- [TASK STATEMENT]
The records below are split into lines. How many of those lines contain the string "参训人员"? Reply with the number only.

- [GIVEN RECORDS]

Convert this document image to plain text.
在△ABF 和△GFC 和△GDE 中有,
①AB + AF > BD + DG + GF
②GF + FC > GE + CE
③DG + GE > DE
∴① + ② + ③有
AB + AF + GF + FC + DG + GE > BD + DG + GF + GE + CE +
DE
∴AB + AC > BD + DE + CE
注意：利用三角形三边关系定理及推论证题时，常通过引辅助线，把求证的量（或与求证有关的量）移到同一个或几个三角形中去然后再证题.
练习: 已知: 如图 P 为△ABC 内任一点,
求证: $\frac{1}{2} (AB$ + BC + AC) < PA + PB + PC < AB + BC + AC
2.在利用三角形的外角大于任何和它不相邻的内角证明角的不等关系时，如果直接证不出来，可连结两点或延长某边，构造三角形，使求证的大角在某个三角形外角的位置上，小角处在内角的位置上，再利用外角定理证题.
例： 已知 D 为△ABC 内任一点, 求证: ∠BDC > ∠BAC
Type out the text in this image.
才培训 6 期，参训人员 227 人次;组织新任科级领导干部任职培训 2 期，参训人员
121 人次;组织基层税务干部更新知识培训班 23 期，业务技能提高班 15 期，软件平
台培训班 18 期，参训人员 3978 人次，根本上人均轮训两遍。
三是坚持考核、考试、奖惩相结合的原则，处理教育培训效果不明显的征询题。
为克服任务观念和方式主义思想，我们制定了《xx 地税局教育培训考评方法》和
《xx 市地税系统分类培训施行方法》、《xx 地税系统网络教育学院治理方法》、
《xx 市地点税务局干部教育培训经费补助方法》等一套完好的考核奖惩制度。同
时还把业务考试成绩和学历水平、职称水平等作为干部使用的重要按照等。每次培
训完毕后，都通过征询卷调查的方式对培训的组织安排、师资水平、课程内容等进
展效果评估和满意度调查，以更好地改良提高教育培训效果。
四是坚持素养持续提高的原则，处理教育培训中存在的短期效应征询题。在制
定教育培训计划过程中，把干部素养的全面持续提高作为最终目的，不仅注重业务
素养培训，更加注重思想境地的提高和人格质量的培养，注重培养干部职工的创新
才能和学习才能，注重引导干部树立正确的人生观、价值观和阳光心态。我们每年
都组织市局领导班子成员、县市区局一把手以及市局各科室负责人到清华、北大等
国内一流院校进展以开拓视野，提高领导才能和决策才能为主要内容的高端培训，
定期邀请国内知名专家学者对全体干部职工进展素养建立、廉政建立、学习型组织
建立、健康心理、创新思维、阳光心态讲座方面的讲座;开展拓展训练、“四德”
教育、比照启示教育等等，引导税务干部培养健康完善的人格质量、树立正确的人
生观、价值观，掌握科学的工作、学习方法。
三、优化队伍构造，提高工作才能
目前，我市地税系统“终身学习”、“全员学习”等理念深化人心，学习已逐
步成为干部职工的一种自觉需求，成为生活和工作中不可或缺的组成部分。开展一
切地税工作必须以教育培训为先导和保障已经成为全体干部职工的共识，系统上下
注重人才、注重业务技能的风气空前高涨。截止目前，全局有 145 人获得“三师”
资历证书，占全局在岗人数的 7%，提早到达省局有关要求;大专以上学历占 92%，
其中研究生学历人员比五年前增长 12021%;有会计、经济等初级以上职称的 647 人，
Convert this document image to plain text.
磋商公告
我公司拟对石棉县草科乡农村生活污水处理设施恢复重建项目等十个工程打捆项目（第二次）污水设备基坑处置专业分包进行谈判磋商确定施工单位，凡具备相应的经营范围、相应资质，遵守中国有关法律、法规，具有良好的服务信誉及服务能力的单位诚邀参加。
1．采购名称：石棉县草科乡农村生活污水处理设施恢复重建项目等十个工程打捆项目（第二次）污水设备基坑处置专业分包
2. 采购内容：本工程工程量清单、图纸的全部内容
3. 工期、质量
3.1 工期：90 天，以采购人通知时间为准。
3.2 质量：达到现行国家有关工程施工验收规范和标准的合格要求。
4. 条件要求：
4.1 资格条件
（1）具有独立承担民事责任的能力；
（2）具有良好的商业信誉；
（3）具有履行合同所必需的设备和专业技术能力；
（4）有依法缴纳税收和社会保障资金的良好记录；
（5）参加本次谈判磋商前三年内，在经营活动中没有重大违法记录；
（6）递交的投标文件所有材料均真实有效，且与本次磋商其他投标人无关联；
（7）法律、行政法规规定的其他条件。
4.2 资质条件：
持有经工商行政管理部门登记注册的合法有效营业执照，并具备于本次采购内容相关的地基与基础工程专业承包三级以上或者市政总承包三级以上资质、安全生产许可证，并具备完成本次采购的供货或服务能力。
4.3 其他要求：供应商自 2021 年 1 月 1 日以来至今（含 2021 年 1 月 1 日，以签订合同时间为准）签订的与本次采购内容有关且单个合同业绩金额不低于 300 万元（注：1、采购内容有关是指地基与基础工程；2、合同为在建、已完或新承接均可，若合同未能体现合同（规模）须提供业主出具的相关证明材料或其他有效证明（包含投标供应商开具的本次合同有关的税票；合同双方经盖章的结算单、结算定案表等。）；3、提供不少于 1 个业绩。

- [EXERCISE RESPONSE]
2